Items from a figure collection
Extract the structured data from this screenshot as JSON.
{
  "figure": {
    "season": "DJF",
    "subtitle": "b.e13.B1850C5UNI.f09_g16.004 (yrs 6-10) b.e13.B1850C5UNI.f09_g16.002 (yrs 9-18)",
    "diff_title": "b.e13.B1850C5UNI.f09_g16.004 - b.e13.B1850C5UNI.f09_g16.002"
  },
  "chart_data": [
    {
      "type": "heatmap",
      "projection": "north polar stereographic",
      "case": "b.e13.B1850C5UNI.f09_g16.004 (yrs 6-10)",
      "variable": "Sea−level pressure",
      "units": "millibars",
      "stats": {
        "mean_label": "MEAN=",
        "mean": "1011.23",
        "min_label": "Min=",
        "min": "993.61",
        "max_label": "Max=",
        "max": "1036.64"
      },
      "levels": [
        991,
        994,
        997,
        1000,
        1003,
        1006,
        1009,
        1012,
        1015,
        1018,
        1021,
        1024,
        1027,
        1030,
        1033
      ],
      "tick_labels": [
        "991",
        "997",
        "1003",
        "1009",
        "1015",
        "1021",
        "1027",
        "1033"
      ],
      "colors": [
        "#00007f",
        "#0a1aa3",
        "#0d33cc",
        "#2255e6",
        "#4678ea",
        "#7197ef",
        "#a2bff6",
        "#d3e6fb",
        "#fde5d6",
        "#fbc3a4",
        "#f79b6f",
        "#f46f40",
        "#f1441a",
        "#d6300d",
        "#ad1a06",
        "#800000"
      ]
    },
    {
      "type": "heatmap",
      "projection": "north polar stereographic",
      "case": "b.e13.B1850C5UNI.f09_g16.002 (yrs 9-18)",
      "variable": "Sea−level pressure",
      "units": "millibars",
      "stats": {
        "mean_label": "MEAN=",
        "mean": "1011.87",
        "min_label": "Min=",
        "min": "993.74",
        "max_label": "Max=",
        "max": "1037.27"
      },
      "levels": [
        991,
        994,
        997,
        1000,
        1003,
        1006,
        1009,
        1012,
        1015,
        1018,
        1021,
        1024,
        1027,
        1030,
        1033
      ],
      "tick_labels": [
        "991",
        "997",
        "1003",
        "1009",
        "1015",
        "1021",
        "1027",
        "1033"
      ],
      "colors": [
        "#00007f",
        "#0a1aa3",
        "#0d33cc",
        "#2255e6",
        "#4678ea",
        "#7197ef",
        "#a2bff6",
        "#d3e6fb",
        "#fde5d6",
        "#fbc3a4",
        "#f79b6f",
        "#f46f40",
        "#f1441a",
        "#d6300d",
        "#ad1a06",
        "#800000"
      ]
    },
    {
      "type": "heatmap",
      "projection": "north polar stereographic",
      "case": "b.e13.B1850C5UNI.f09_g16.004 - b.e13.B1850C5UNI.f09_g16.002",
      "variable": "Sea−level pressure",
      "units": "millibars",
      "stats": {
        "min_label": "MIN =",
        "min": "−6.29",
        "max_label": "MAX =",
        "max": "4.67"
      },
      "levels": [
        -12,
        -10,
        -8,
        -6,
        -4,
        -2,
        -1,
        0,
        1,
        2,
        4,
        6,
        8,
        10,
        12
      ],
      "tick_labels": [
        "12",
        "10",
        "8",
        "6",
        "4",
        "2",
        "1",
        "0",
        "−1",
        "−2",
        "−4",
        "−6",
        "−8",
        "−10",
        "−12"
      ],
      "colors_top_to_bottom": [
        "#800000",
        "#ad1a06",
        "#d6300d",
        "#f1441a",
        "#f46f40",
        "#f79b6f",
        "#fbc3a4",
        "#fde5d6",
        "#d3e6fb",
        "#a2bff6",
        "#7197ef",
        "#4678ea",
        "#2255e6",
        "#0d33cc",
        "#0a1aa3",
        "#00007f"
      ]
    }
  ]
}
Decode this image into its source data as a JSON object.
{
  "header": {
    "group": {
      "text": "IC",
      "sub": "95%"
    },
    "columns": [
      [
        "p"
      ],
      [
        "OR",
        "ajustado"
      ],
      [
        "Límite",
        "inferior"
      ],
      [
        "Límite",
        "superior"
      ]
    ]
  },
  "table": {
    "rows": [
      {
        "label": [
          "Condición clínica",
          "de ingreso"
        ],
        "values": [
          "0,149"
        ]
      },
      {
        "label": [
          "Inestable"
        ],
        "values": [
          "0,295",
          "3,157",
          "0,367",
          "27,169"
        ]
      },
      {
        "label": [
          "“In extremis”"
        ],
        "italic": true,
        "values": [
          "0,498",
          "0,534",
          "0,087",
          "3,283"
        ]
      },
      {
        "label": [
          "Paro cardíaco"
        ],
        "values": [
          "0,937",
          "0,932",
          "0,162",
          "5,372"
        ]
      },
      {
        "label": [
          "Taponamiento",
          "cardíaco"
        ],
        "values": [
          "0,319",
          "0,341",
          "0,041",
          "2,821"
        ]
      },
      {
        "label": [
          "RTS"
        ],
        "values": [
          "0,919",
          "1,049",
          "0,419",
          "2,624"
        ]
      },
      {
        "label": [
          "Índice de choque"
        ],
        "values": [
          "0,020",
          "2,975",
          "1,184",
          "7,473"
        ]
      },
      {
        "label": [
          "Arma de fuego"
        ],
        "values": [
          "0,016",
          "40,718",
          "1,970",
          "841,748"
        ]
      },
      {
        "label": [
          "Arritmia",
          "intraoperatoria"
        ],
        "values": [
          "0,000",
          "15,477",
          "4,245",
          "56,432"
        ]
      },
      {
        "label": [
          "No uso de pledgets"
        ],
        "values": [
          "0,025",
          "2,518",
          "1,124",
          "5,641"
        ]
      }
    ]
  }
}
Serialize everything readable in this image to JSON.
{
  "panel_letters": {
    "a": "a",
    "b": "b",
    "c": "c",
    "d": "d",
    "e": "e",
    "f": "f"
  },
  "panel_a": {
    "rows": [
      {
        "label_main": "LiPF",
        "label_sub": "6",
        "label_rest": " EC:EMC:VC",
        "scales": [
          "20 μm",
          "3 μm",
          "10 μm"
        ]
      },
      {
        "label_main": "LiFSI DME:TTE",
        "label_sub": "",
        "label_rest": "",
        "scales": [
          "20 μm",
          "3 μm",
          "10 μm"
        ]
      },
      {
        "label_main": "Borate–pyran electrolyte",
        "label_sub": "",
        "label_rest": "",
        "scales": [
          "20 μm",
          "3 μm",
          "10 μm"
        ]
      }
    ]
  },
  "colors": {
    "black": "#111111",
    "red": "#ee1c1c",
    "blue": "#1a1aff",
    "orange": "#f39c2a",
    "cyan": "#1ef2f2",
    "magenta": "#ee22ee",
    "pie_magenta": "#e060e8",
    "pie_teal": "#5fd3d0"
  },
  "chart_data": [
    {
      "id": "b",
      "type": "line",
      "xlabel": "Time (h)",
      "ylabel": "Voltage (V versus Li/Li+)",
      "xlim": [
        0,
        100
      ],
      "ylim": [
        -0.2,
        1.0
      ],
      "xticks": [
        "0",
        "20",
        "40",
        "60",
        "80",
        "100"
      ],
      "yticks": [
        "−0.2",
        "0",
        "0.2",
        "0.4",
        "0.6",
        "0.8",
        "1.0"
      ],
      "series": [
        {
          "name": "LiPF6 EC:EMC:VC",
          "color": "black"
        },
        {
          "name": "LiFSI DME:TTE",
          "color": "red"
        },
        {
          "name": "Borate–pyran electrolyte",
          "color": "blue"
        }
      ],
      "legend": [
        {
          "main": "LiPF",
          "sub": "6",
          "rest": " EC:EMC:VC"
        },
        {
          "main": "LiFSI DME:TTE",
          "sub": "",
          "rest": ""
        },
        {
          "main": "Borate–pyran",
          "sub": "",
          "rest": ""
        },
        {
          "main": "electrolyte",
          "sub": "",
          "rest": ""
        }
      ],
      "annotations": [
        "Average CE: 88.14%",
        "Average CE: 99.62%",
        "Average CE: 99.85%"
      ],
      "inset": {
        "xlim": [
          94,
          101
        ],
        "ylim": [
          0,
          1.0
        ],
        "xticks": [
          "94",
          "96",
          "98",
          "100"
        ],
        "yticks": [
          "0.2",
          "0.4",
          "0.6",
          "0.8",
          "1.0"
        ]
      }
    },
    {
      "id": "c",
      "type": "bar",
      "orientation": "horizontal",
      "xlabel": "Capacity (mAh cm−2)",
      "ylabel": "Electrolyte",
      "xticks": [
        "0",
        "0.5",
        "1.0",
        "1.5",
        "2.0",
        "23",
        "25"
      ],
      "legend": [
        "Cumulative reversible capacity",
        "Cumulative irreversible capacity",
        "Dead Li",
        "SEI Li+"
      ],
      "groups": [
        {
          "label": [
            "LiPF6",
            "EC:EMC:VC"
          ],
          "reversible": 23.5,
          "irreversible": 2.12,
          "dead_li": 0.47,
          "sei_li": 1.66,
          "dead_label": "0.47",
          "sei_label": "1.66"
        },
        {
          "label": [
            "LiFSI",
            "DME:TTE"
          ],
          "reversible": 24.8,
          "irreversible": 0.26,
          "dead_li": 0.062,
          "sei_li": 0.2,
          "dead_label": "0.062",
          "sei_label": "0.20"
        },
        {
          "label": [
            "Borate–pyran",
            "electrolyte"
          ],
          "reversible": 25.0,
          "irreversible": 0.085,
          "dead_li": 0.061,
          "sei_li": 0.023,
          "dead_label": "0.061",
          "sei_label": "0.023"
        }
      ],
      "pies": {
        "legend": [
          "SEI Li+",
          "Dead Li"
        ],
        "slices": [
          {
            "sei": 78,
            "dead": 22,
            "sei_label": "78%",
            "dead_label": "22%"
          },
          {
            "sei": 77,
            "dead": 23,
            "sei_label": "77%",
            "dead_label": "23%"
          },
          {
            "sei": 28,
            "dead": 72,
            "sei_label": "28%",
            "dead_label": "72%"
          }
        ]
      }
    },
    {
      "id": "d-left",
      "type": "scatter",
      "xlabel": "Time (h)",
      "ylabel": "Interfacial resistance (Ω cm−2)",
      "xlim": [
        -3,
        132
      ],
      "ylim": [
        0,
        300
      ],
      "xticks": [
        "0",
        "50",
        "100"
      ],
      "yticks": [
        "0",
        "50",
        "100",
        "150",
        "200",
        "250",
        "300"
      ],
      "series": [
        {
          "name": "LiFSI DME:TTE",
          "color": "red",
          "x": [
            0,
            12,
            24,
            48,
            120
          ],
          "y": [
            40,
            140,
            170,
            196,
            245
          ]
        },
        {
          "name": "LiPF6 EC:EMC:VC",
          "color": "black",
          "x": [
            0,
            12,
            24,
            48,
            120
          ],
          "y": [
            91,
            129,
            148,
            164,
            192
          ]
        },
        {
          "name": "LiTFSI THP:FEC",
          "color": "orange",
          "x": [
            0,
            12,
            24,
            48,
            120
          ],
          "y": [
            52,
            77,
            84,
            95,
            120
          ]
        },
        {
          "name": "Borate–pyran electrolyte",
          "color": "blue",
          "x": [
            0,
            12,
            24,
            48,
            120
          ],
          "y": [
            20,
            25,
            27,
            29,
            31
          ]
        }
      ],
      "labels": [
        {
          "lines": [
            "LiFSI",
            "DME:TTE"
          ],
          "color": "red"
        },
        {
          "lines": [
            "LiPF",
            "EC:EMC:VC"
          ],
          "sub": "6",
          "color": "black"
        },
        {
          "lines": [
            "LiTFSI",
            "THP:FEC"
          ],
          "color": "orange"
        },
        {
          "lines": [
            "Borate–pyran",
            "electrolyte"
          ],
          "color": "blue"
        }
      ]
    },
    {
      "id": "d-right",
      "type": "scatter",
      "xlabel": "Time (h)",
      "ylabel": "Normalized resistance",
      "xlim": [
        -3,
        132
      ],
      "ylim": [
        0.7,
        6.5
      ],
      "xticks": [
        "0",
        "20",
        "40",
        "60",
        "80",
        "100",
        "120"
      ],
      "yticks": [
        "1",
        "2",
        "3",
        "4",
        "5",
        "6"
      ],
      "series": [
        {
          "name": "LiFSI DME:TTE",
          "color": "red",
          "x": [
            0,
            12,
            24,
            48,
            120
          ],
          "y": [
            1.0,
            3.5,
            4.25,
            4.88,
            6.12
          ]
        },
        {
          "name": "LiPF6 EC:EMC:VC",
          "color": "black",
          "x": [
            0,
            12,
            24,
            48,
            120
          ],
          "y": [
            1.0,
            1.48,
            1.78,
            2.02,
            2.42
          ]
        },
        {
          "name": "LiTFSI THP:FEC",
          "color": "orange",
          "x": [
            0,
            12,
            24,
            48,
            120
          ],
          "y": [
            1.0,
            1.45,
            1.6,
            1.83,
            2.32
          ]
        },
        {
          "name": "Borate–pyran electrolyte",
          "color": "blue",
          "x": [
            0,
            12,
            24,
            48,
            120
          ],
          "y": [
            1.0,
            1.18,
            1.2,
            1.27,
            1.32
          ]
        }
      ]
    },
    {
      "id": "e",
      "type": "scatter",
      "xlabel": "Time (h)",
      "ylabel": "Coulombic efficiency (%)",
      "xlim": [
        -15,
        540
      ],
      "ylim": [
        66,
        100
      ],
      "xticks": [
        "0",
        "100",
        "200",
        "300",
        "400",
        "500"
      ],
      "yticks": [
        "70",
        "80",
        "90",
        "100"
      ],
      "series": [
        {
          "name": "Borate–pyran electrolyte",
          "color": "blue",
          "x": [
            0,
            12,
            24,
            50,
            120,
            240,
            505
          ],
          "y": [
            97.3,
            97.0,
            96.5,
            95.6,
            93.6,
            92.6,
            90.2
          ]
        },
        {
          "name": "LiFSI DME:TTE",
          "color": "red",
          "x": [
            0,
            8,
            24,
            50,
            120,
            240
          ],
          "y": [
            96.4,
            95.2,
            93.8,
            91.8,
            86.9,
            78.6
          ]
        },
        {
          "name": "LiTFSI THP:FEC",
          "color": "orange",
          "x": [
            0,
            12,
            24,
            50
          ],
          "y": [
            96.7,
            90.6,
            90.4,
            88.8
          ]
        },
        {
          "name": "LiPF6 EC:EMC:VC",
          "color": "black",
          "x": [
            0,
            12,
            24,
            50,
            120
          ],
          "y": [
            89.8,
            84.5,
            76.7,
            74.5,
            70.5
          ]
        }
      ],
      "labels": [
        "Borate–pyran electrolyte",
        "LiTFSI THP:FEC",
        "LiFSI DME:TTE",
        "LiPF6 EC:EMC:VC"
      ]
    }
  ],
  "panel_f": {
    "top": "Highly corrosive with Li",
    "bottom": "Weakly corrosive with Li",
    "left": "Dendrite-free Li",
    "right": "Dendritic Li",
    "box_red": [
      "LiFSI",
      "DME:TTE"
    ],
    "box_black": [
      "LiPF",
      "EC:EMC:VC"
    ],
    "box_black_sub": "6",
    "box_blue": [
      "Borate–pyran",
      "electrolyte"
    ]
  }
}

> **What the task asks**: Go through the lines above. Select every one that has the string "irreversible".

> **Output for this task**:
        "Cumulative irreversible capacity",
          "irreversible": 2.12,
          "irreversible": 0.26,
          "irreversible": 0.085,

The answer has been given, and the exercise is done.